**Required work**
Gather all lines with "corresponding" from the records.

[Part of a data file]
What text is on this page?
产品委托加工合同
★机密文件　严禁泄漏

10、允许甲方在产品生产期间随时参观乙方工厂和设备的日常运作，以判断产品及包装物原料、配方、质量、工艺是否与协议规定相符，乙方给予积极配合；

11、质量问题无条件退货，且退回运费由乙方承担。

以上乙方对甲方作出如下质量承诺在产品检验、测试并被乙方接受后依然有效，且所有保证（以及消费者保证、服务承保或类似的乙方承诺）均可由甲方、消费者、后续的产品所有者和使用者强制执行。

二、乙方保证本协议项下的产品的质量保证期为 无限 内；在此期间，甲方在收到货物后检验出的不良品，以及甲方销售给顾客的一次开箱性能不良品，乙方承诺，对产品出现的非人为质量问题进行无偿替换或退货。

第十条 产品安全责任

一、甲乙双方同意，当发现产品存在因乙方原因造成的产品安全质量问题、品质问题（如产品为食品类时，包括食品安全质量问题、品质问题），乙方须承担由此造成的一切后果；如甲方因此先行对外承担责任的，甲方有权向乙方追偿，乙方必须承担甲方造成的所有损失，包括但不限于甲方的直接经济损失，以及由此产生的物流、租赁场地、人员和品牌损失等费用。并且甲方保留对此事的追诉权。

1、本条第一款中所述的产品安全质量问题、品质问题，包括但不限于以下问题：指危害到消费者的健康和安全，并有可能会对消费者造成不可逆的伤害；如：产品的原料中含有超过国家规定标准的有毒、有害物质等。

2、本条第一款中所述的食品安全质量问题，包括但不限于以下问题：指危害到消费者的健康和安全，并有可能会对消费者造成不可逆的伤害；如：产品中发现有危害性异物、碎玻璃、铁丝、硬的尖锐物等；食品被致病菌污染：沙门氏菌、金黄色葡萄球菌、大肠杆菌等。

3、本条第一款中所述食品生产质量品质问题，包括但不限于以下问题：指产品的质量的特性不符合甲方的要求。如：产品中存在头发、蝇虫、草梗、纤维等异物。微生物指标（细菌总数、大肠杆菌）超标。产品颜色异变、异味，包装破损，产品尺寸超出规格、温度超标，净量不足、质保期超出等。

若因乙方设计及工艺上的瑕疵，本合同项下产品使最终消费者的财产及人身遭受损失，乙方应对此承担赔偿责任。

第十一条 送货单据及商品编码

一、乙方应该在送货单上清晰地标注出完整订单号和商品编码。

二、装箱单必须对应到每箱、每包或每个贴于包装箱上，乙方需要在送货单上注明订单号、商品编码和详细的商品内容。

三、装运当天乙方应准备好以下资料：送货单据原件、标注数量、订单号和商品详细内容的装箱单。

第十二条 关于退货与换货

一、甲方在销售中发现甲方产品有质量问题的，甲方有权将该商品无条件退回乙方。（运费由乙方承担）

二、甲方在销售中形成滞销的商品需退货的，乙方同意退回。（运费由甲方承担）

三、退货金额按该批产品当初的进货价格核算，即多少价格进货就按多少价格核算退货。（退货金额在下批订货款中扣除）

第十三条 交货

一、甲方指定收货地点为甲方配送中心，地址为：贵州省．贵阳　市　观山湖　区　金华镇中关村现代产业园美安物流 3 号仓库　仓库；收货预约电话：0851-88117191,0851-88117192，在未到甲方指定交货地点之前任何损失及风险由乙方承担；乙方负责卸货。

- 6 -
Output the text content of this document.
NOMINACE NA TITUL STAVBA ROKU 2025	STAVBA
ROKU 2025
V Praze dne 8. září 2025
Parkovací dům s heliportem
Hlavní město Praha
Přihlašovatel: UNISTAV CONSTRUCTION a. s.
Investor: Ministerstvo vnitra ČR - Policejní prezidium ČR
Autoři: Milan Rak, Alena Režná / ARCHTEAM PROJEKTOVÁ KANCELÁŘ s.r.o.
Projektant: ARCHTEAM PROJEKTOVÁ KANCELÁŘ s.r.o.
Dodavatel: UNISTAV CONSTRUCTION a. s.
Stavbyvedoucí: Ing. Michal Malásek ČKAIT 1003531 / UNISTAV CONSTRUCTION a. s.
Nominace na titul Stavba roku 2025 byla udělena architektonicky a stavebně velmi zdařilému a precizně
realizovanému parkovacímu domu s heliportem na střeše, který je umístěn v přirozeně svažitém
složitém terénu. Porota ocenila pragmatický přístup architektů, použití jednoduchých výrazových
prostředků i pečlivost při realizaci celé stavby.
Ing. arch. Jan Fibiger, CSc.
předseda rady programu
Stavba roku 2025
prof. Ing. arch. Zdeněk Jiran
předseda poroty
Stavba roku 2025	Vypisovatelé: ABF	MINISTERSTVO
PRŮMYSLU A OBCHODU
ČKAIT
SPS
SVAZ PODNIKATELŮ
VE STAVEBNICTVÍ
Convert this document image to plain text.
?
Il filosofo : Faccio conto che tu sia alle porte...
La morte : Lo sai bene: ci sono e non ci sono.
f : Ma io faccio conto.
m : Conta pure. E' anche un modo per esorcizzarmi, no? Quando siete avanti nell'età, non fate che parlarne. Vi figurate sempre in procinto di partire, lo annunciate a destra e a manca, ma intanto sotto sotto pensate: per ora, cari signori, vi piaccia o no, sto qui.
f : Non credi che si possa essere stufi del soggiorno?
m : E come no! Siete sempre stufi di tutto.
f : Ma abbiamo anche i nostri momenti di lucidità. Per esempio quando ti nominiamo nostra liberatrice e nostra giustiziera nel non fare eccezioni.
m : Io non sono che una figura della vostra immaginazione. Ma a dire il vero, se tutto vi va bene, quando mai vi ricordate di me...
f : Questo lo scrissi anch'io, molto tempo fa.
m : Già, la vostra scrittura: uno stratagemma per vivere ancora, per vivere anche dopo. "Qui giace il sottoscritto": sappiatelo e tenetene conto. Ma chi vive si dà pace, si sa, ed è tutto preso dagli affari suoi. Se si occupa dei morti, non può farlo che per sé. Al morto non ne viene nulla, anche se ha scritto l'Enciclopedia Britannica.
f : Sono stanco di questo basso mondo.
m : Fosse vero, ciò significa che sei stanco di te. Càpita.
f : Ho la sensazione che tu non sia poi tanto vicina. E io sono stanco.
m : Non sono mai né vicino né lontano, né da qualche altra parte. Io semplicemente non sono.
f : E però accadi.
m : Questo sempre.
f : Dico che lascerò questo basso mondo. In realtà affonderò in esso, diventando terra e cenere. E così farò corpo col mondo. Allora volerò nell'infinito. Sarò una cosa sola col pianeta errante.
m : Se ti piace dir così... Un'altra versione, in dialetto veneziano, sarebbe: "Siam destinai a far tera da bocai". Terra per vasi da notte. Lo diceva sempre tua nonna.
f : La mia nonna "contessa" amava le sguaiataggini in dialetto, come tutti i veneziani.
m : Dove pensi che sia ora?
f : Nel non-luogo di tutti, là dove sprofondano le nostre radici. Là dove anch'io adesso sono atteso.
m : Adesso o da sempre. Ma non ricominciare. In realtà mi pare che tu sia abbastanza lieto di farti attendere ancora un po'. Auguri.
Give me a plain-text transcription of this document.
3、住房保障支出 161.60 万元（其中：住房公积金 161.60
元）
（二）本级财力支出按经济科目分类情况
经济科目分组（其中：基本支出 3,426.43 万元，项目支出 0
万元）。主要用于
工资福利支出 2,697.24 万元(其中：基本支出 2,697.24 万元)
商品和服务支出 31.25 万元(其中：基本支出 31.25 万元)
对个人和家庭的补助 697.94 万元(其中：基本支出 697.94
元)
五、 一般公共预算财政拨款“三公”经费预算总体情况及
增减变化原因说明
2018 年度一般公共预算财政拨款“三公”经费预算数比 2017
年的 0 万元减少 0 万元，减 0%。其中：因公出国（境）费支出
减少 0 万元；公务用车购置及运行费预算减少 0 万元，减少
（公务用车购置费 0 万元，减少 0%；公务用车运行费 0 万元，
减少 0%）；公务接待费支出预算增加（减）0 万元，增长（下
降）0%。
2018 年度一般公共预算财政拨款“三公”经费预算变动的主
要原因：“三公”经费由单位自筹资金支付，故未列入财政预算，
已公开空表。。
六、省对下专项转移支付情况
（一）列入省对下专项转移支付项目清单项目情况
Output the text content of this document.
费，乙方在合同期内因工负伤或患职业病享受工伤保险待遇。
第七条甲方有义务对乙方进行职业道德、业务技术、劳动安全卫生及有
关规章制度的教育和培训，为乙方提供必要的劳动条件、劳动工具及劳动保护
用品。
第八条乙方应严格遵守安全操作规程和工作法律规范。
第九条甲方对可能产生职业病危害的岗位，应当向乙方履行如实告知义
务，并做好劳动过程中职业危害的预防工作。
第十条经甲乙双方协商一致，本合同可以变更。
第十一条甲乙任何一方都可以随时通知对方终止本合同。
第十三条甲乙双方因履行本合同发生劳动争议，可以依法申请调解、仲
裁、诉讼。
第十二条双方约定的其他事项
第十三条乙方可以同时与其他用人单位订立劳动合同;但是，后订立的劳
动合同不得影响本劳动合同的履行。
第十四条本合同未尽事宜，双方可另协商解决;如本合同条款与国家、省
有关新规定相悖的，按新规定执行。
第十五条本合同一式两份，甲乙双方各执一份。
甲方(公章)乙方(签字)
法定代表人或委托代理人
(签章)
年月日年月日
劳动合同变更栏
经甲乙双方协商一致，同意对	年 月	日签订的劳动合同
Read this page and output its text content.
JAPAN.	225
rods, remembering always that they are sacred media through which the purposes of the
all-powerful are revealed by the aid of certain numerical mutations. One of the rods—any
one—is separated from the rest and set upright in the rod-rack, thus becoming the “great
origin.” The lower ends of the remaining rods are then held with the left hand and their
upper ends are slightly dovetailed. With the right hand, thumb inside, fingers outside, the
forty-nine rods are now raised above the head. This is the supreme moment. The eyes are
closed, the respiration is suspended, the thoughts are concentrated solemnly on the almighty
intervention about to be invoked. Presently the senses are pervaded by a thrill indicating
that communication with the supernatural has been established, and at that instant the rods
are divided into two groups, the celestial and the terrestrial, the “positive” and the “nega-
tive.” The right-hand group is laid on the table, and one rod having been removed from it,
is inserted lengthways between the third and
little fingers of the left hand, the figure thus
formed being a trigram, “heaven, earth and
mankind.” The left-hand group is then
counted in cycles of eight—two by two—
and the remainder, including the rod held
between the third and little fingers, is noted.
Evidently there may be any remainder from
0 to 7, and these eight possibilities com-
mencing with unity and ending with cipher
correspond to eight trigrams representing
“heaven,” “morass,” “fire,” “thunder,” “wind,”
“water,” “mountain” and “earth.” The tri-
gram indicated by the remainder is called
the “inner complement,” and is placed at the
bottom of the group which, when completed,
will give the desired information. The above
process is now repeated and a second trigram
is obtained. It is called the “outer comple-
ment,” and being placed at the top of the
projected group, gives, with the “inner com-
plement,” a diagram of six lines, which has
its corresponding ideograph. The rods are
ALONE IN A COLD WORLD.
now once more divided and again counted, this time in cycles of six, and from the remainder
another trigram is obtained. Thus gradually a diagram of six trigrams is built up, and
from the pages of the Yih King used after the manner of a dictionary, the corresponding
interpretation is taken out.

**Response for this exercise**
its corresponding ideograph. The rods are
from the pages of the Yih King used after the manner of a dictionary, the corresponding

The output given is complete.